WHAT IS EXPECTED>
Set all the material down again unchanged, without the pictures.

(Dataset excerpt)

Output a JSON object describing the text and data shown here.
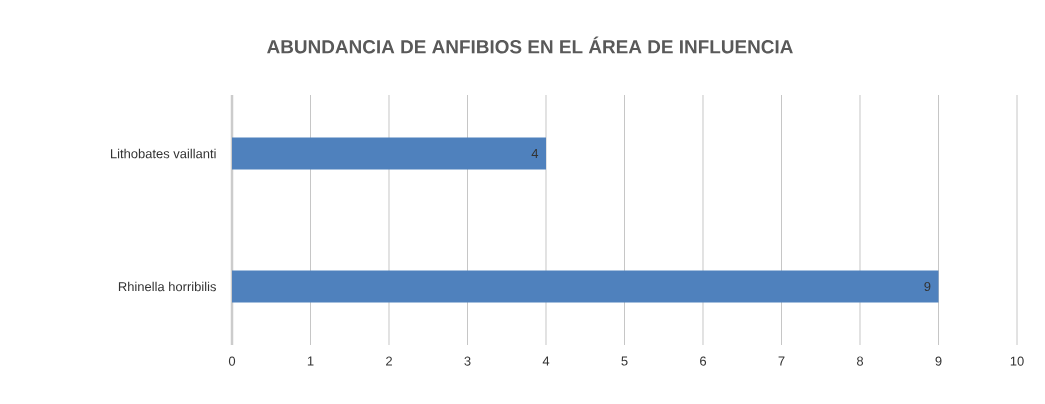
{
  "chart_data": {
    "type": "bar",
    "orientation": "horizontal",
    "title": "ABUNDANCIA DE ANFIBIOS EN EL ÁREA DE INFLUENCIA",
    "categories": [
      "Lithobates vaillanti",
      "Rhinella horribilis"
    ],
    "values": [
      4,
      9
    ],
    "color": "#4f81bd",
    "xlim": [
      0,
      10
    ],
    "xticks": [
      0,
      1,
      2,
      3,
      4,
      5,
      6,
      7,
      8,
      9,
      10
    ],
    "grid": "x",
    "data_labels": true
  }
}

THE RESPONSE>
Output a JSON object describing the text and data shown here.
{
  "chart_data": {
    "type": "bar",
    "orientation": "horizontal",
    "title": "ABUNDANCIA DE ANFIBIOS EN EL ÁREA DE INFLUENCIA",
    "categories": [
      "Lithobates vaillanti",
      "Rhinella horribilis"
    ],
    "values": [
      4,
      9
    ],
    "color": "#4f81bd",
    "xlim": [
      0,
      10
    ],
    "xticks": [
      0,
      1,
      2,
      3,
      4,
      5,
      6,
      7,
      8,
      9,
      10
    ],
    "grid": "x",
    "data_labels": true
  }
}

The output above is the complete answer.